- [Objective]: Write out the listing below without alteration, omitting its pictures.

Rows from a dataset
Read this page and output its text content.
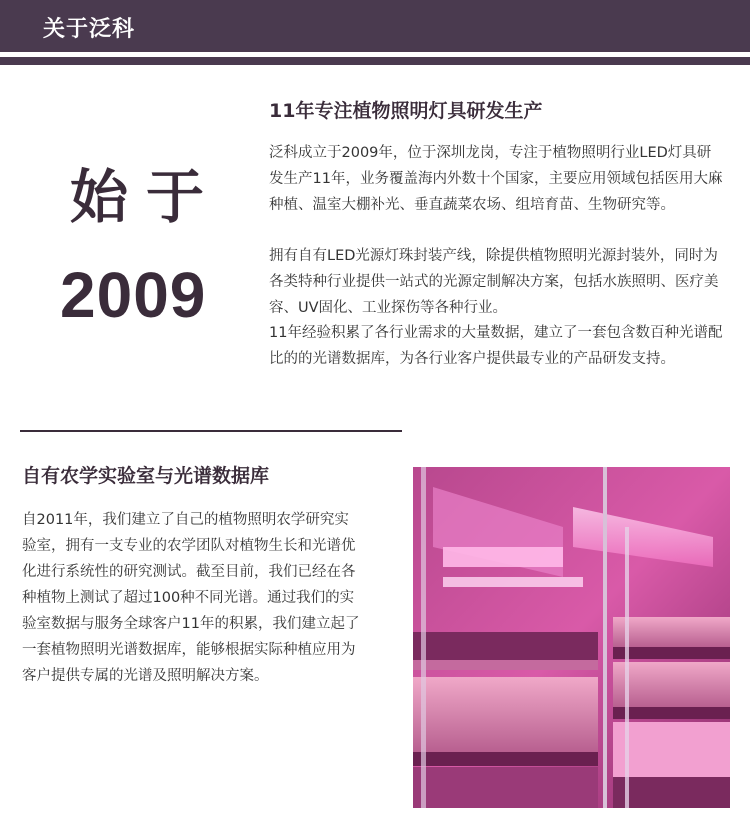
关于泛科
始于
2009
11年专注植物照明灯具研发生产
泛科成立于2009年，位于深圳龙岗，专注于植物照明行业LED灯具研发生产11年，业务覆盖海内外数十个国家，主要应用领域包括医用大麻种植、温室大棚补光、垂直蔬菜农场、组培育苗、生物研究等。
拥有自有LED光源灯珠封装产线，除提供植物照明光源封装外，同时为各类特种行业提供一站式的光源定制解决方案，包括水族照明、医疗美容、UV固化、工业探伤等各种行业。
11年经验积累了各行业需求的大量数据，建立了一套包含数百种光谱配比的的光谱数据库，为各行业客户提供最专业的产品研发支持。
自有农学实验室与光谱数据库
自2011年，我们建立了自己的植物照明农学研究实验室，拥有一支专业的农学团队对植物生长和光谱优化进行系统性的研究测试。截至目前，我们已经在各种植物上测试了超过100种不同光谱。通过我们的实验室数据与服务全球客户11年的积累，我们建立起了一套植物照明光谱数据库，能够根据实际种植应用为客户提供专属的光谱及照明解决方案。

- [Exercise answer]:
Read this page and output its text content.
关于泛科
始于
2009
11年专注植物照明灯具研发生产
泛科成立于2009年，位于深圳龙岗，专注于植物照明行业LED灯具研发生产11年，业务覆盖海内外数十个国家，主要应用领域包括医用大麻种植、温室大棚补光、垂直蔬菜农场、组培育苗、生物研究等。
拥有自有LED光源灯珠封装产线，除提供植物照明光源封装外，同时为各类特种行业提供一站式的光源定制解决方案，包括水族照明、医疗美容、UV固化、工业探伤等各种行业。
11年经验积累了各行业需求的大量数据，建立了一套包含数百种光谱配比的的光谱数据库，为各行业客户提供最专业的产品研发支持。
自有农学实验室与光谱数据库
自2011年，我们建立了自己的植物照明农学研究实验室，拥有一支专业的农学团队对植物生长和光谱优化进行系统性的研究测试。截至目前，我们已经在各种植物上测试了超过100种不同光谱。通过我们的实验室数据与服务全球客户11年的积累，我们建立起了一套植物照明光谱数据库，能够根据实际种植应用为客户提供专属的光谱及照明解决方案。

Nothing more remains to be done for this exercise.